**Aim:** Give only the number of lines in the listing below where the string "title" occurs.

━━ Entries

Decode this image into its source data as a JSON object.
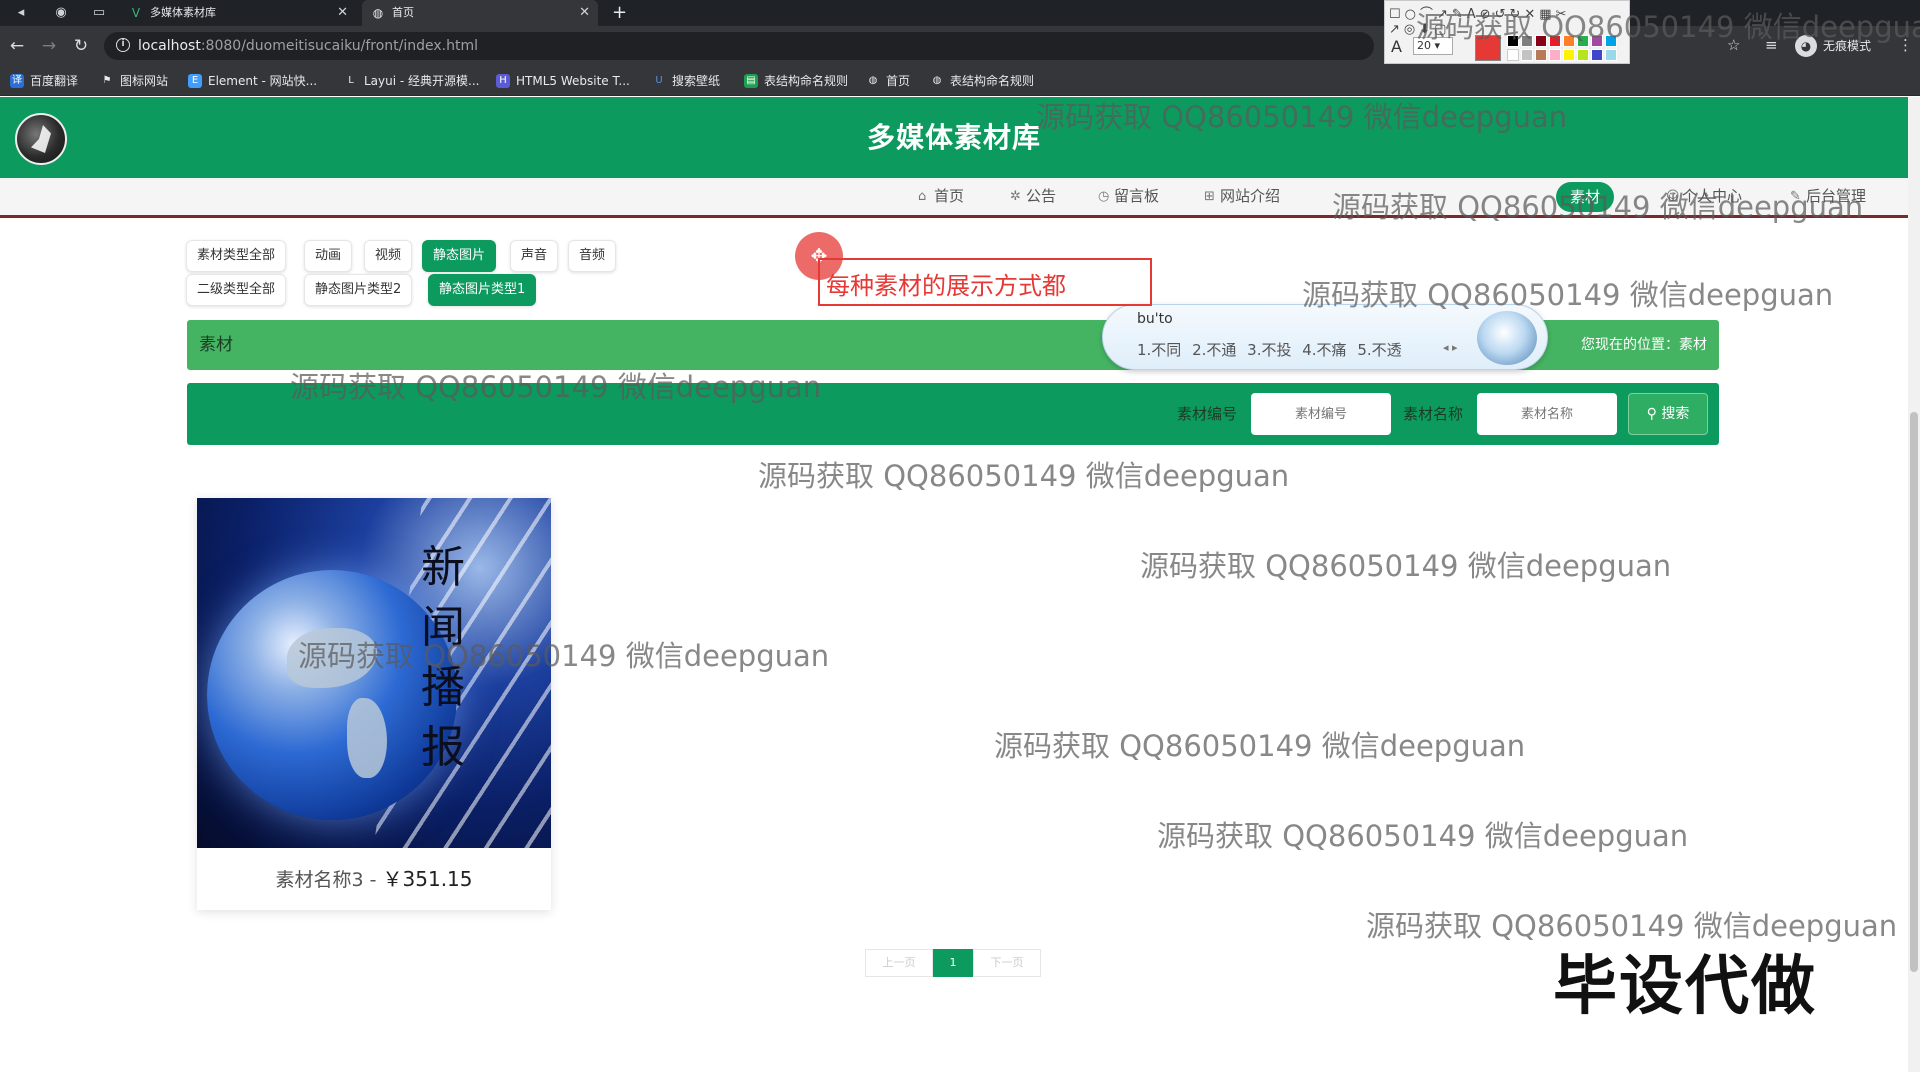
{
  "browser": {
    "tabs": [
      {
        "title": "多媒体素材库",
        "active": false
      },
      {
        "title": "首页",
        "active": true
      }
    ],
    "url_host": "localhost",
    "url_path": ":8080/duomeitisucaiku/front/index.html",
    "profile_label": "无痕模式",
    "bookmarks": [
      "百度翻译",
      "图标网站",
      "Element - 网站快...",
      "Layui - 经典开源模...",
      "HTML5 Website T...",
      "搜索壁纸",
      "表结构命名规则",
      "首页",
      "表结构命名规则"
    ]
  },
  "palette": {
    "font_size": "20",
    "current_color": "#e53935"
  },
  "site": {
    "title": "多媒体素材库",
    "nav": [
      "首页",
      "公告",
      "留言板",
      "网站介绍",
      "素材",
      "个人中心",
      "后台管理"
    ],
    "nav_active": "素材"
  },
  "categories": {
    "row1": [
      {
        "label": "素材类型全部",
        "active": false
      },
      {
        "label": "动画",
        "active": false
      },
      {
        "label": "视频",
        "active": false
      },
      {
        "label": "静态图片",
        "active": true
      },
      {
        "label": "声音",
        "active": false
      },
      {
        "label": "音频",
        "active": false
      }
    ],
    "row2": [
      {
        "label": "二级类型全部",
        "active": false
      },
      {
        "label": "静态图片类型2",
        "active": false
      },
      {
        "label": "静态图片类型1",
        "active": true
      }
    ]
  },
  "breadcrumb": {
    "title": "素材",
    "location_label": "您现在的位置：素材"
  },
  "ime": {
    "composition": "bu'to",
    "candidates": "1.不同 2.不通 3.不投 4.不痛 5.不透"
  },
  "search": {
    "code_label": "素材编号",
    "code_placeholder": "素材编号",
    "name_label": "素材名称",
    "name_placeholder": "素材名称",
    "button_label": "搜索"
  },
  "items": [
    {
      "name": "素材名称3",
      "separator": "-",
      "price": "￥351.15",
      "image_text": "新闻播报"
    }
  ],
  "pagination": {
    "prev": "上一页",
    "current": "1",
    "next": "下一页"
  },
  "annotation": {
    "text": "每种素材的展示方式都"
  },
  "watermark": {
    "text": "源码获取 QQ86050149 微信deepguan",
    "big_text": "毕设代做"
  }
}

━━━━

**Answer in full:** 4